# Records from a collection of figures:
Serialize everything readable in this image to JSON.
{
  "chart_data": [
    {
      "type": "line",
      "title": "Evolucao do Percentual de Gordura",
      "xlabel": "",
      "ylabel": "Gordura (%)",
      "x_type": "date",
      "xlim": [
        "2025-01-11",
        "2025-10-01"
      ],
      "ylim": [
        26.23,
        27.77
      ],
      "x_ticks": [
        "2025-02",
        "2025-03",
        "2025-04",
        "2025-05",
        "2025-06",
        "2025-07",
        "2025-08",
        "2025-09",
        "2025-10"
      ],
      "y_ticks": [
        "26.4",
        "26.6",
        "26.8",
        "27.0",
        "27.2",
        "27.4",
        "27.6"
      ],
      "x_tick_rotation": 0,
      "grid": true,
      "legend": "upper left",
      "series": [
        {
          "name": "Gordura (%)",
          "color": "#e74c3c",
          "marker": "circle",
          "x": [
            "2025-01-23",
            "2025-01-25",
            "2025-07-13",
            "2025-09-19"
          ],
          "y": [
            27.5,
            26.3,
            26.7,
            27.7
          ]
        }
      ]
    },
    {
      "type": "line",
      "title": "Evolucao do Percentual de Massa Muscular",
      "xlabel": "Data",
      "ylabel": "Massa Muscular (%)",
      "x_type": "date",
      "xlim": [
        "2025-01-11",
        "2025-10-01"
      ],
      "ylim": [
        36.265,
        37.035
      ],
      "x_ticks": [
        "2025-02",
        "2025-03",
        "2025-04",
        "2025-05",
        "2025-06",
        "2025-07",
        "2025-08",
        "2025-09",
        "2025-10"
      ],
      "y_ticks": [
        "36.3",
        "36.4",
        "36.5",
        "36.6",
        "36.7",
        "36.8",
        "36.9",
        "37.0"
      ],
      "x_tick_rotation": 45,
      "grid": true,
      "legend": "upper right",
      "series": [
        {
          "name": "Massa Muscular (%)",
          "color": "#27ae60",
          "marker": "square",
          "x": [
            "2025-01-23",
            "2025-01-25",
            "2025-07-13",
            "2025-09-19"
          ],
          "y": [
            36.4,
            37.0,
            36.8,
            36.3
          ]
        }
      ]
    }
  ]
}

# SHORT TASK:
Pull out each line of the records holding the string "upper".

# ANSWER TO THE TASK:
      "legend": "upper left",
      "legend": "upper right",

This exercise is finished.